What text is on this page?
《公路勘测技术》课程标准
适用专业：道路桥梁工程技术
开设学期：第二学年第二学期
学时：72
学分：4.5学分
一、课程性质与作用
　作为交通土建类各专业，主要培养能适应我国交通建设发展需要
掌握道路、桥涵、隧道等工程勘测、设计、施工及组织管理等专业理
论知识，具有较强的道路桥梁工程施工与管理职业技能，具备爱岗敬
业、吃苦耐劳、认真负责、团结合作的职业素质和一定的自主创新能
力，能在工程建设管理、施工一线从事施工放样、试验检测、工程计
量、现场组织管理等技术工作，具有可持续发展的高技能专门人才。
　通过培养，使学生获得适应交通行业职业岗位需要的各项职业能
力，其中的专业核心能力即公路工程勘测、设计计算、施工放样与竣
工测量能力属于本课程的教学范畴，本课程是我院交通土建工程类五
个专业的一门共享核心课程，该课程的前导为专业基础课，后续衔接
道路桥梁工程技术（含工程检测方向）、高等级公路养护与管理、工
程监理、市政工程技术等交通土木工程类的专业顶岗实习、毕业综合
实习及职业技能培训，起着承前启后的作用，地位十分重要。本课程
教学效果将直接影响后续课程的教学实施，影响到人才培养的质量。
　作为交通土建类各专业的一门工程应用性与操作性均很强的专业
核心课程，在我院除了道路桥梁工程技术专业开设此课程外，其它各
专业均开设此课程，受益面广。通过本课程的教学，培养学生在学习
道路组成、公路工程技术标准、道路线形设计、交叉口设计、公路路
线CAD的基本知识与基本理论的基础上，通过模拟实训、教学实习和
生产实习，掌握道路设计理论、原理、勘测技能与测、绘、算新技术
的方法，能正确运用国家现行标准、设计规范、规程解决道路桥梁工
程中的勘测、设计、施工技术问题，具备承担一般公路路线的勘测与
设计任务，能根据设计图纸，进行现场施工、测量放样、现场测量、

● ● ● ●

- **WHAT THE EXERCISE ASKS**: Copy out the data shown above without altering anything.

- **TASK RESPONSE**:
What text is on this page?
《公路勘测技术》课程标准
适用专业：道路桥梁工程技术
开设学期：第二学年第二学期
学时：72
学分：4.5学分
一、课程性质与作用
　作为交通土建类各专业，主要培养能适应我国交通建设发展需要
掌握道路、桥涵、隧道等工程勘测、设计、施工及组织管理等专业理
论知识，具有较强的道路桥梁工程施工与管理职业技能，具备爱岗敬
业、吃苦耐劳、认真负责、团结合作的职业素质和一定的自主创新能
力，能在工程建设管理、施工一线从事施工放样、试验检测、工程计
量、现场组织管理等技术工作，具有可持续发展的高技能专门人才。
　通过培养，使学生获得适应交通行业职业岗位需要的各项职业能
力，其中的专业核心能力即公路工程勘测、设计计算、施工放样与竣
工测量能力属于本课程的教学范畴，本课程是我院交通土建工程类五
个专业的一门共享核心课程，该课程的前导为专业基础课，后续衔接
道路桥梁工程技术（含工程检测方向）、高等级公路养护与管理、工
程监理、市政工程技术等交通土木工程类的专业顶岗实习、毕业综合
实习及职业技能培训，起着承前启后的作用，地位十分重要。本课程
教学效果将直接影响后续课程的教学实施，影响到人才培养的质量。
　作为交通土建类各专业的一门工程应用性与操作性均很强的专业
核心课程，在我院除了道路桥梁工程技术专业开设此课程外，其它各
专业均开设此课程，受益面广。通过本课程的教学，培养学生在学习
道路组成、公路工程技术标准、道路线形设计、交叉口设计、公路路
线CAD的基本知识与基本理论的基础上，通过模拟实训、教学实习和
生产实习，掌握道路设计理论、原理、勘测技能与测、绘、算新技术
的方法，能正确运用国家现行标准、设计规范、规程解决道路桥梁工
程中的勘测、设计、施工技术问题，具备承担一般公路路线的勘测与
设计任务，能根据设计图纸，进行现场施工、测量放样、现场测量、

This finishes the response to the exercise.